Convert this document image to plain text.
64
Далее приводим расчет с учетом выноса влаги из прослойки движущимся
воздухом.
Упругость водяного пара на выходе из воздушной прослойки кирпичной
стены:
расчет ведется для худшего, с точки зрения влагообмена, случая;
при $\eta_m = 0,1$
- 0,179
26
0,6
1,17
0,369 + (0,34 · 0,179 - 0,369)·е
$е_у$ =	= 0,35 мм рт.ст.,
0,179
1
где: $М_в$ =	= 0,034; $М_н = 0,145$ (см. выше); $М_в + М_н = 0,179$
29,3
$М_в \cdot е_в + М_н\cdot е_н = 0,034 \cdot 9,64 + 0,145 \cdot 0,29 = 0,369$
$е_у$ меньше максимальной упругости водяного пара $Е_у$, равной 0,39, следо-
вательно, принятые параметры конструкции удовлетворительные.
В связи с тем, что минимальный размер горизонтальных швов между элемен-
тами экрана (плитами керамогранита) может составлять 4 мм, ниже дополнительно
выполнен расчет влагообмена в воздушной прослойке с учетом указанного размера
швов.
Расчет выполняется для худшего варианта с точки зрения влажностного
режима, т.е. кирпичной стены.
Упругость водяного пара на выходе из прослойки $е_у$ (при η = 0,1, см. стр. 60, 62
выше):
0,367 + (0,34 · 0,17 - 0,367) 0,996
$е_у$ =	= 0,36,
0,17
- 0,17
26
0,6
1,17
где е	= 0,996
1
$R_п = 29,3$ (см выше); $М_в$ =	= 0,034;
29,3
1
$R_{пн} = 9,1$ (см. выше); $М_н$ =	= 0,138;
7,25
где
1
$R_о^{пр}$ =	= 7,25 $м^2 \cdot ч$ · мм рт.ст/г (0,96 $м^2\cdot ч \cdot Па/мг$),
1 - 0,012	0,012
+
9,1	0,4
§
Pull out every line of the records above that contains the word "швов".

В связи с тем, что минимальный размер горизонтальных швов между элемен-
швов.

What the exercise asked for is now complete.